## begin SUPPLIED DATA

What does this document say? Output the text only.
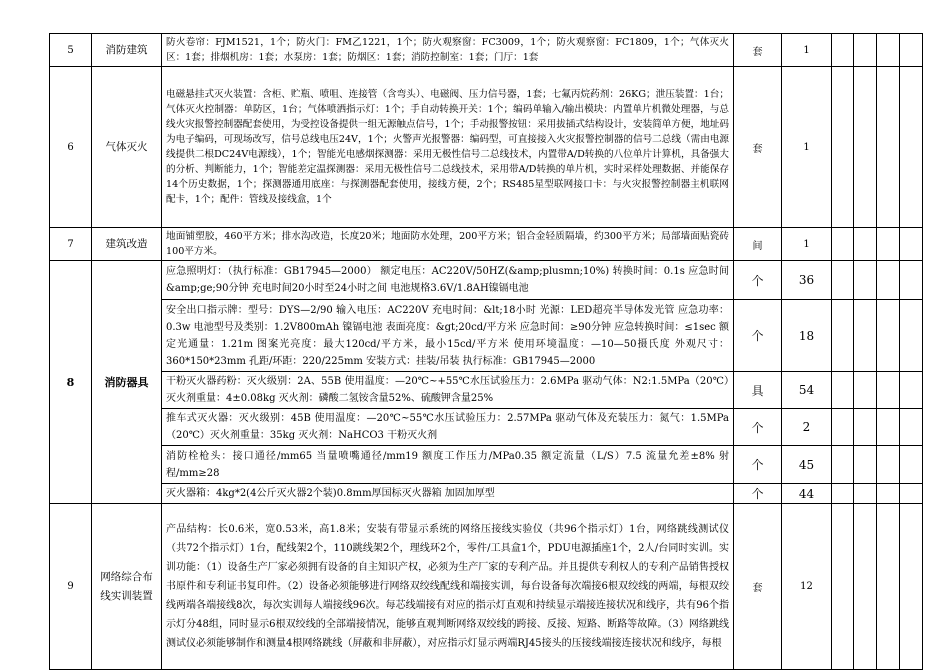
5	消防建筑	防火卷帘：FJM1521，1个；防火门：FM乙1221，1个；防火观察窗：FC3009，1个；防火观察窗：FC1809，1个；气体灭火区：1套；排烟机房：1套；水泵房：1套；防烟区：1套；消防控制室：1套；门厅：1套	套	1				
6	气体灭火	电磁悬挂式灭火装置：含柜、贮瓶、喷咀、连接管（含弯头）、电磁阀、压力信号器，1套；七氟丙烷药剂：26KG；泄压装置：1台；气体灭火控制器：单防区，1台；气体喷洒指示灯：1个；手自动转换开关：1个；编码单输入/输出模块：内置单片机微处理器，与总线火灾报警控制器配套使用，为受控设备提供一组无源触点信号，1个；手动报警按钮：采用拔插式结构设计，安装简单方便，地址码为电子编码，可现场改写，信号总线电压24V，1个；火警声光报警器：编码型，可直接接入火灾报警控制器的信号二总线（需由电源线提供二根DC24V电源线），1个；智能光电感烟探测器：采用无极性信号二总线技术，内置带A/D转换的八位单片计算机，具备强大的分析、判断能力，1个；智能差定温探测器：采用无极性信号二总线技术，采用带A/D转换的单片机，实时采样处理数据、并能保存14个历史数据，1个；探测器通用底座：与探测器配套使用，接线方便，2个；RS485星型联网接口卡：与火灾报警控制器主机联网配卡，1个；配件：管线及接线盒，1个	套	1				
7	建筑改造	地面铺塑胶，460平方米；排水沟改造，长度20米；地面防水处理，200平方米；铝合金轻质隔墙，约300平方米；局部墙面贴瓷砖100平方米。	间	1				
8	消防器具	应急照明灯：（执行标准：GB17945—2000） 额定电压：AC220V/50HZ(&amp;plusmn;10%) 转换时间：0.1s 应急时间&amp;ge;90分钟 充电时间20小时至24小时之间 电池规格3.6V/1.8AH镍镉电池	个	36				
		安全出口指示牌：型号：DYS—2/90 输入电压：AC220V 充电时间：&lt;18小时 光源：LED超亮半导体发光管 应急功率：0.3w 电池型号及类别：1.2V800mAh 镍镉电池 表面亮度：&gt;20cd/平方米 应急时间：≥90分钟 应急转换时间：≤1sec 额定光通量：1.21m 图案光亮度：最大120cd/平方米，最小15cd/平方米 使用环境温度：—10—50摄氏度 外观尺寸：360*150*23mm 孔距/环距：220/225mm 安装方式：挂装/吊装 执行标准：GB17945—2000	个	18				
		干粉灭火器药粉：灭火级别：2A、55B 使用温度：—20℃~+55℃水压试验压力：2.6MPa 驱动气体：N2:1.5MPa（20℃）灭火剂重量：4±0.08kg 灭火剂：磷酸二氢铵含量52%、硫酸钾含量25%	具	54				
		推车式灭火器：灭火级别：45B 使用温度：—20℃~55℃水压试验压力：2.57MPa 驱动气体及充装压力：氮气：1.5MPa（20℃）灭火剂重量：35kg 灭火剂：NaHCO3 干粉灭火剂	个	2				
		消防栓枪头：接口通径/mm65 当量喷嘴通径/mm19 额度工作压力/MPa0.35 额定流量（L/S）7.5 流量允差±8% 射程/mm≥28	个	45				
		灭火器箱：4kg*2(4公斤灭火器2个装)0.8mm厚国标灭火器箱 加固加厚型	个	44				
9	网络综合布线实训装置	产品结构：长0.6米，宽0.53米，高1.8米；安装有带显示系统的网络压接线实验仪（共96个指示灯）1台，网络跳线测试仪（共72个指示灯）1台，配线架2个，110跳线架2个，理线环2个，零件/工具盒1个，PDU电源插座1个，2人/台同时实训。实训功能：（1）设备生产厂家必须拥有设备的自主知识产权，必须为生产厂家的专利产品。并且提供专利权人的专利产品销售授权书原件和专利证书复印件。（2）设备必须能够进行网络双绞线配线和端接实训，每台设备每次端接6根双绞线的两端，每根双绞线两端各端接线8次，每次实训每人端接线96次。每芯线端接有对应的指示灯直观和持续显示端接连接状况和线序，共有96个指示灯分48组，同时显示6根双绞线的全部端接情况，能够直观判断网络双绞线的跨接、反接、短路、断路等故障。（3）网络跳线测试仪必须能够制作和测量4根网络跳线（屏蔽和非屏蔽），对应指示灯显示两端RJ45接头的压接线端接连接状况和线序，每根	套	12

## end SUPPLIED DATA
## begin SUPPLIED DATA

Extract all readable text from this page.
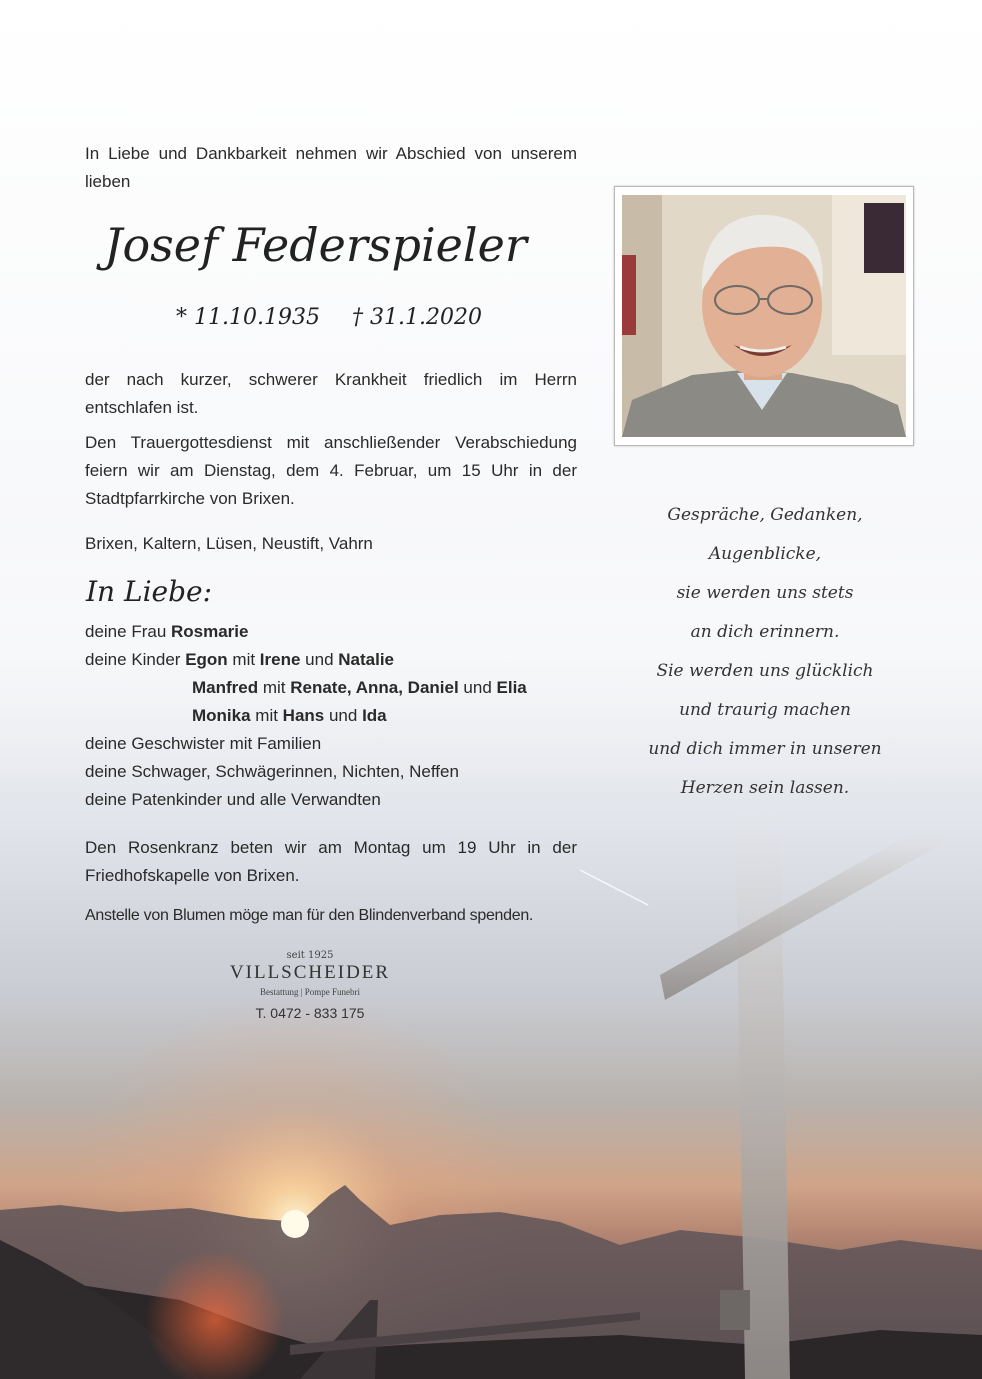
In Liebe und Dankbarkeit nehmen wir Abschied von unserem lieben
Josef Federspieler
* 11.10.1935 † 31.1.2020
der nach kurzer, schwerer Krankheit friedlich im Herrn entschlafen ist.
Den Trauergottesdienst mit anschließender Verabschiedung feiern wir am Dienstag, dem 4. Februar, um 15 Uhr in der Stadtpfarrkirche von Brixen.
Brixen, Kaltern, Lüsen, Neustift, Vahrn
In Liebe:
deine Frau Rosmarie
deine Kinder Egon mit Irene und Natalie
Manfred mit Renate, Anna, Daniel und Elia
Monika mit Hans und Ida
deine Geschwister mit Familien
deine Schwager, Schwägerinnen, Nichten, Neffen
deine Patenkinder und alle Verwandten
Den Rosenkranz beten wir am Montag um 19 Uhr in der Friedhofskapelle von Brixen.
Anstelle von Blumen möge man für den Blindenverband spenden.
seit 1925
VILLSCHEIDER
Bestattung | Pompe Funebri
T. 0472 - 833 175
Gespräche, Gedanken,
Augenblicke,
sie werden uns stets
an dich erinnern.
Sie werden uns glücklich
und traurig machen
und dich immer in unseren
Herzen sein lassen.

## end SUPPLIED DATA

DO THIS:
Copy, from the material above, each line in which the string "应急时间" occurs.

TASK RESULT:
8	消防器具	应急照明灯：（执行标准：GB17945—2000） 额定电压：AC220V/50HZ(&amp;plusmn;10%) 转换时间：0.1s 应急时间&amp;ge;90分钟 充电时间20小时至24小时之间 电池规格3.6V/1.8AH镍镉电池	个	36				
		安全出口指示牌：型号：DYS—2/90 输入电压：AC220V 充电时间：&lt;18小时 光源：LED超亮半导体发光管 应急功率：0.3w 电池型号及类别：1.2V800mAh 镍镉电池 表面亮度：&gt;20cd/平方米 应急时间：≥90分钟 应急转换时间：≤1sec 额定光通量：1.21m 图案光亮度：最大120cd/平方米，最小15cd/平方米 使用环境温度：—10—50摄氏度 外观尺寸：360*150*23mm 孔距/环距：220/225mm 安装方式：挂装/吊装 执行标准：GB17945—2000	个	18				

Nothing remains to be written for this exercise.